**Work to be completed:** Gather every line that includes the word "sized", please.
__________________________________________________
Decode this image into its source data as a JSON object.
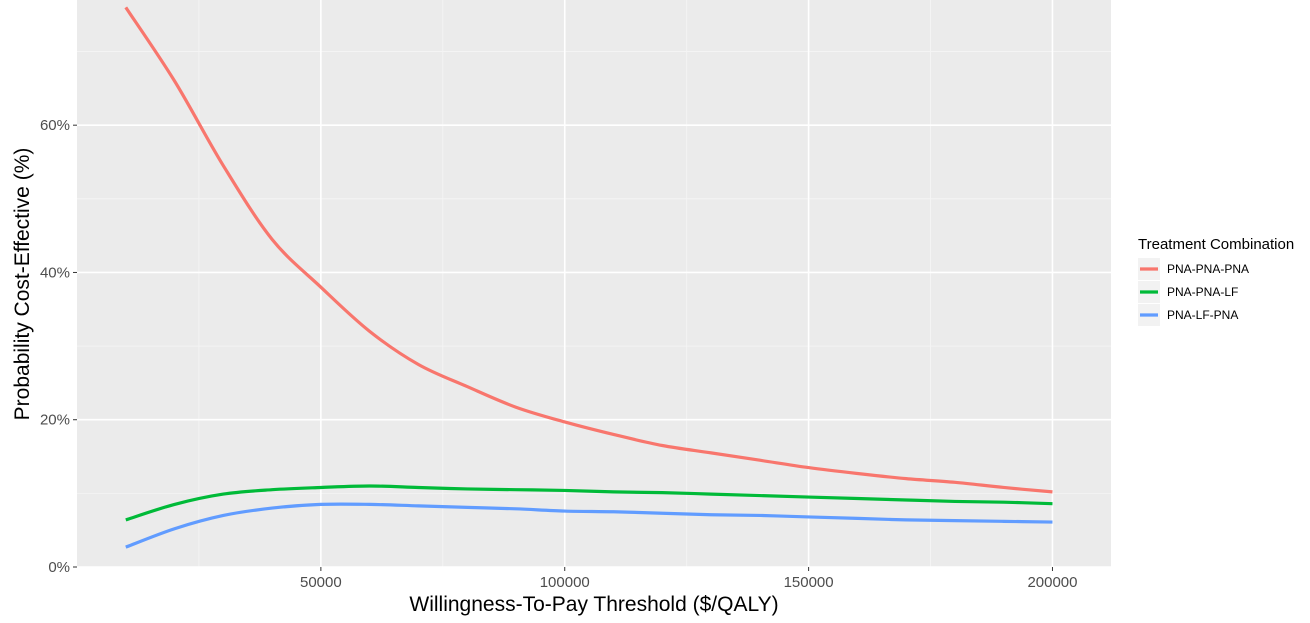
{
  "chart_data": {
    "type": "line",
    "title": "",
    "xlabel": "Willingness-To-Pay Threshold ($/QALY)",
    "ylabel": "Probability Cost-Effective (%)",
    "xlim": [
      0,
      212000
    ],
    "ylim": [
      0,
      77
    ],
    "x_ticks": [
      50000,
      100000,
      150000,
      200000
    ],
    "x_tick_labels": [
      "50000",
      "100000",
      "150000",
      "200000"
    ],
    "y_ticks": [
      0,
      20,
      40,
      60
    ],
    "y_tick_labels": [
      "0%",
      "20%",
      "40%",
      "60%"
    ],
    "grid": true,
    "background": "#ebebeb",
    "legend": {
      "title": "Treatment Combination",
      "position": "right"
    },
    "x": [
      10000,
      20000,
      30000,
      40000,
      50000,
      60000,
      70000,
      80000,
      90000,
      100000,
      110000,
      120000,
      130000,
      140000,
      150000,
      160000,
      170000,
      180000,
      190000,
      200000
    ],
    "series": [
      {
        "name": "PNA-PNA-PNA",
        "color": "#f8766d",
        "values": [
          76,
          66,
          54.5,
          44.5,
          38,
          32,
          27.5,
          24.5,
          21.7,
          19.7,
          18,
          16.5,
          15.5,
          14.5,
          13.5,
          12.7,
          12,
          11.5,
          10.8,
          10.2
        ]
      },
      {
        "name": "PNA-PNA-LF",
        "color": "#00ba38",
        "values": [
          6.4,
          8.5,
          9.9,
          10.5,
          10.8,
          11,
          10.8,
          10.6,
          10.5,
          10.4,
          10.2,
          10.1,
          9.9,
          9.7,
          9.5,
          9.3,
          9.1,
          8.9,
          8.8,
          8.6
        ]
      },
      {
        "name": "PNA-LF-PNA",
        "color": "#619cff",
        "values": [
          2.7,
          5.2,
          7,
          8,
          8.5,
          8.5,
          8.3,
          8.1,
          7.9,
          7.6,
          7.5,
          7.3,
          7.1,
          7,
          6.8,
          6.6,
          6.4,
          6.3,
          6.2,
          6.1
        ]
      }
    ]
  }
}
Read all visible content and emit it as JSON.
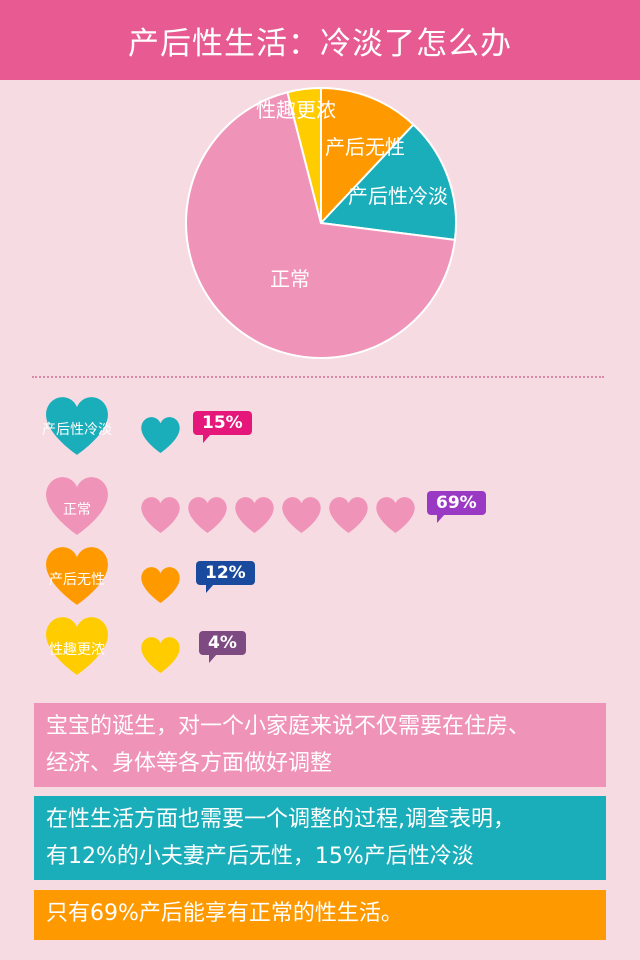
{
  "header": {
    "title": "产后性生活：冷淡了怎么办"
  },
  "chart_data": {
    "type": "pie",
    "slices": [
      {
        "label": "产后无性",
        "value": 12,
        "color": "#ff9900"
      },
      {
        "label": "产后性冷淡",
        "value": 15,
        "color": "#1aadba"
      },
      {
        "label": "正常",
        "value": 69,
        "color": "#f093b8"
      },
      {
        "label": "性趣更浓",
        "value": 4,
        "color": "#ffcc00"
      }
    ]
  },
  "stats": [
    {
      "label": "产后性冷淡",
      "count": 1,
      "percent": "15%",
      "color": "#1aadba",
      "bubble_color": "#e5177b"
    },
    {
      "label": "正常",
      "count": 6,
      "percent": "69%",
      "color": "#f093b8",
      "bubble_color": "#9a39c4"
    },
    {
      "label": "产后无性",
      "count": 1,
      "percent": "12%",
      "color": "#ff9900",
      "bubble_color": "#1a4a9e"
    },
    {
      "label": "性趣更浓",
      "count": 1,
      "percent": "4%",
      "color": "#ffcc00",
      "bubble_color": "#7d4a82"
    }
  ],
  "boxes": [
    {
      "text_lines": [
        "宝宝的诞生，对一个小家庭来说不仅需要在住房、",
        "经济、身体等各方面做好调整"
      ],
      "color": "#f093b8"
    },
    {
      "text_lines": [
        "在性生活方面也需要一个调整的过程,调查表明，",
        "有12%的小夫妻产后无性，15%产后性冷淡"
      ],
      "color": "#1aadba"
    },
    {
      "text_lines": [
        "只有69%产后能享有正常的性生活。"
      ],
      "color": "#ff9900"
    }
  ]
}
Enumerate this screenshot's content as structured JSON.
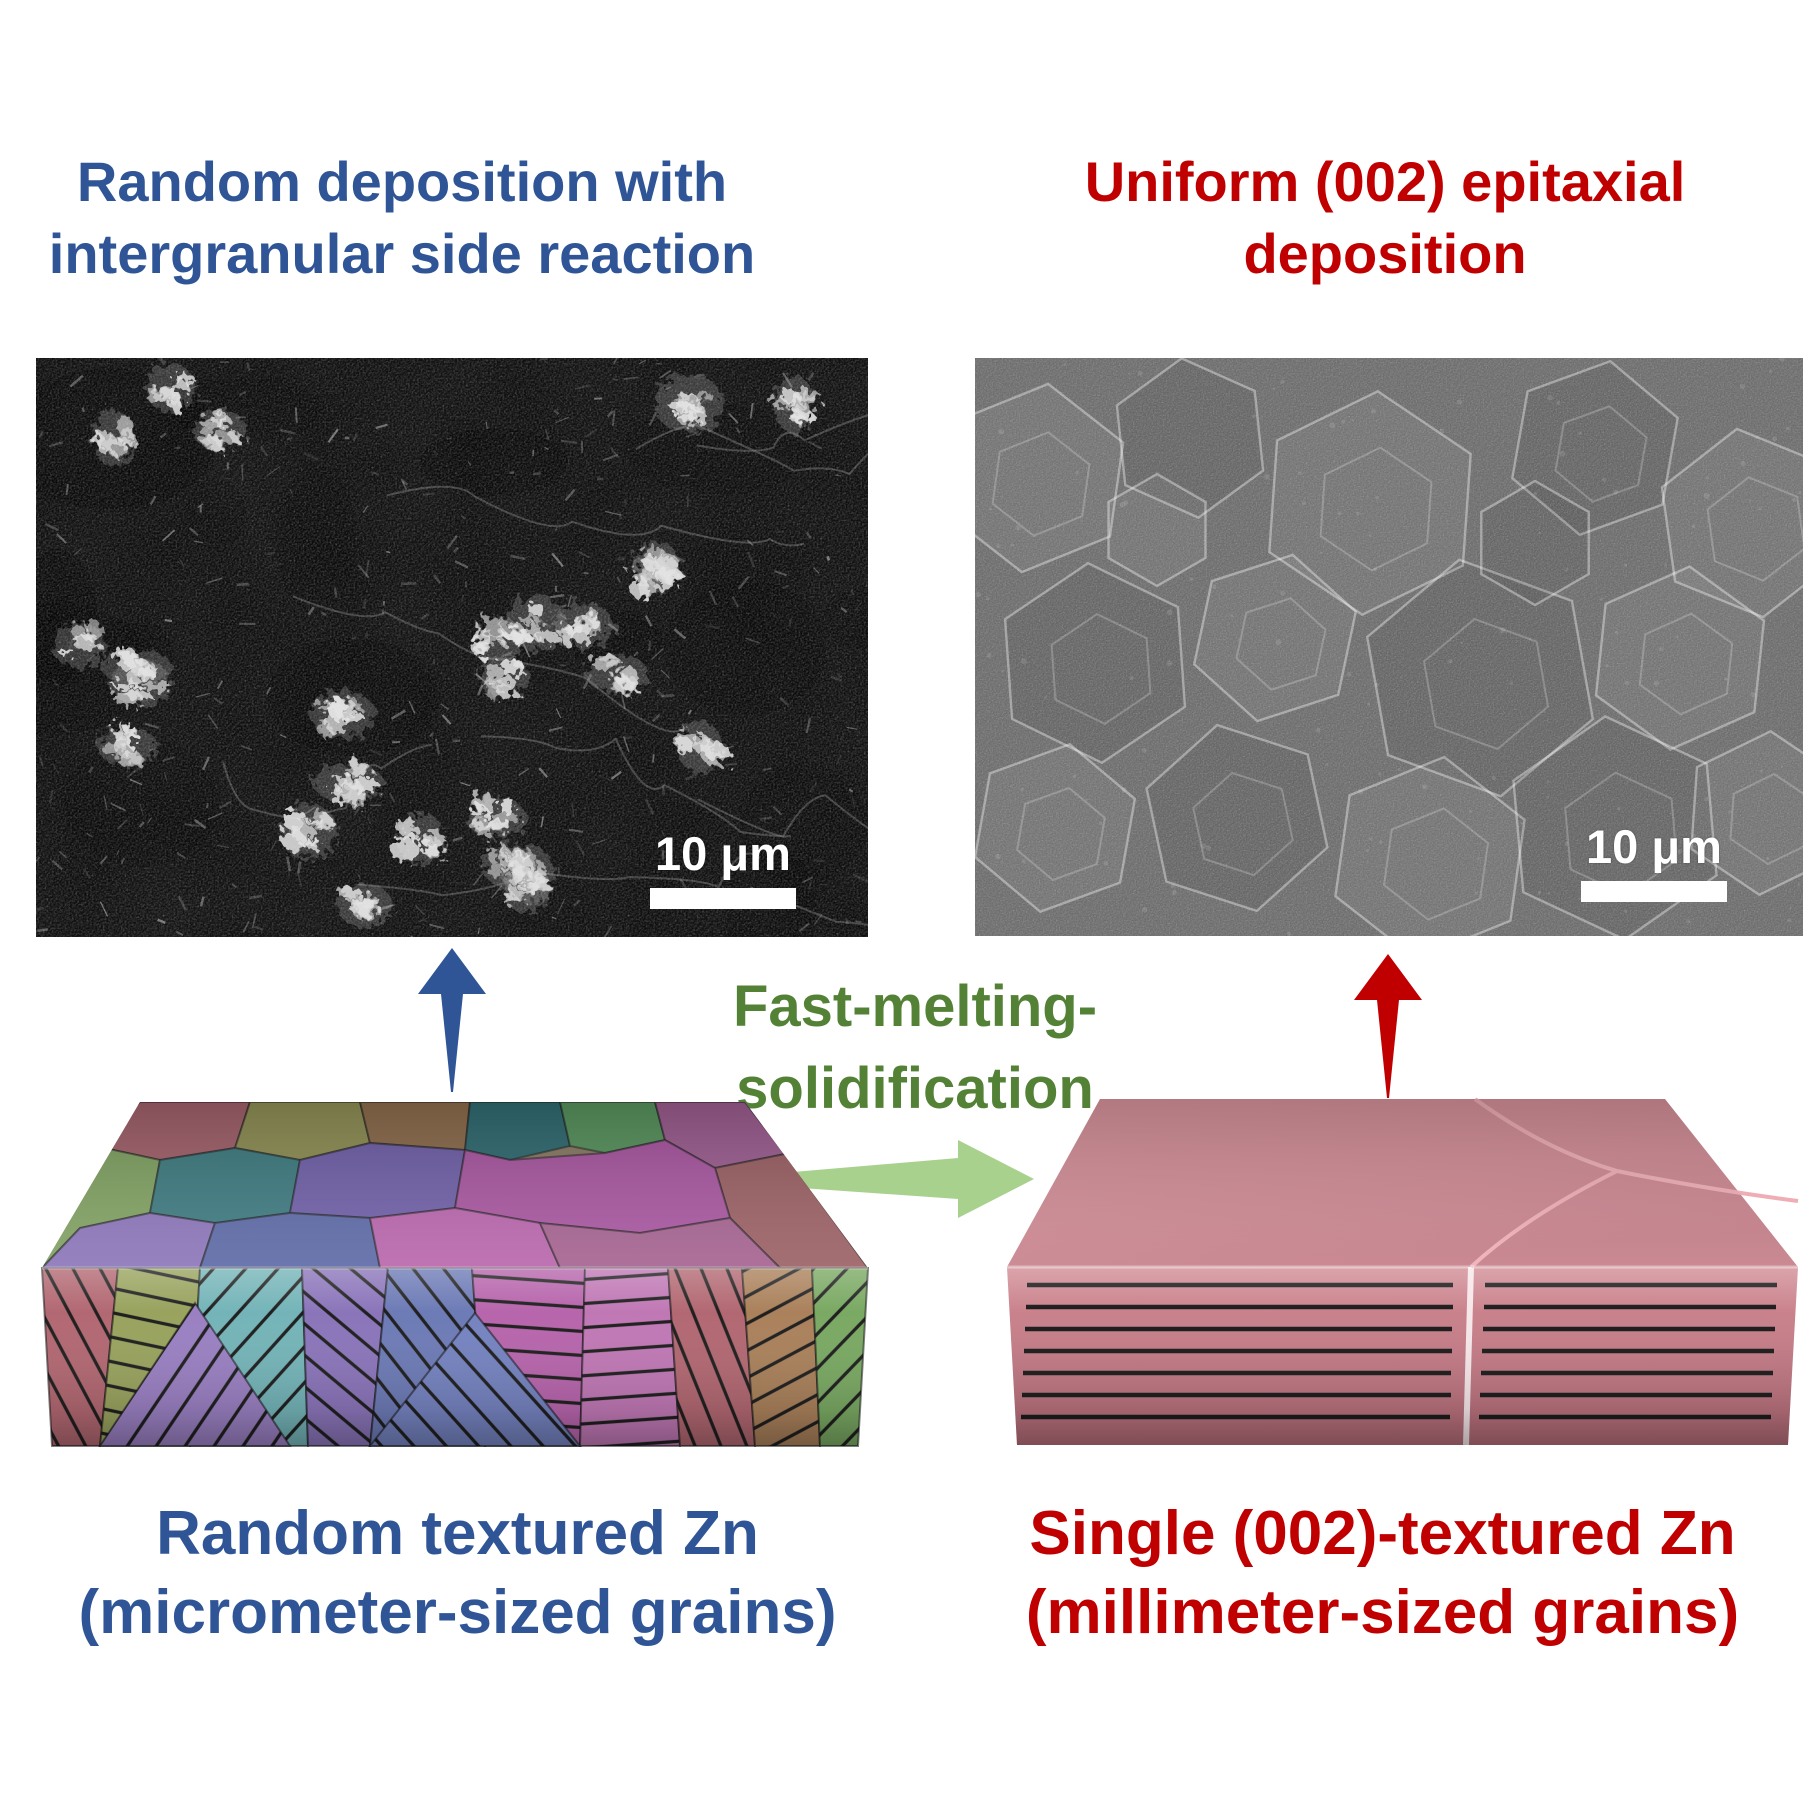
{
  "figure": {
    "left": {
      "title_line1": "Random deposition with",
      "title_line2": "intergranular side reaction",
      "scale_label": "10 μm",
      "caption_line1": "Random textured Zn",
      "caption_line2": "(micrometer-sized grains)"
    },
    "right": {
      "title_line1": "Uniform (002) epitaxial",
      "title_line2": "deposition",
      "scale_label": "10 μm",
      "caption_line1": "Single (002)-textured Zn",
      "caption_line2": "(millimeter-sized grains)"
    },
    "process": {
      "label_line1": "Fast-melting-",
      "label_line2": "solidification"
    },
    "colors": {
      "blue": "#2F5597",
      "red": "#C00000",
      "green_text": "#538135",
      "green_arrow": "#A9D18E",
      "slab_pink": "#CE828C",
      "scale_bar": "#FFFFFF"
    }
  }
}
__________________________________________________
**The reply:**
      "caption_line2": "(micrometer-sized grains)"
      "caption_line2": "(millimeter-sized grains)"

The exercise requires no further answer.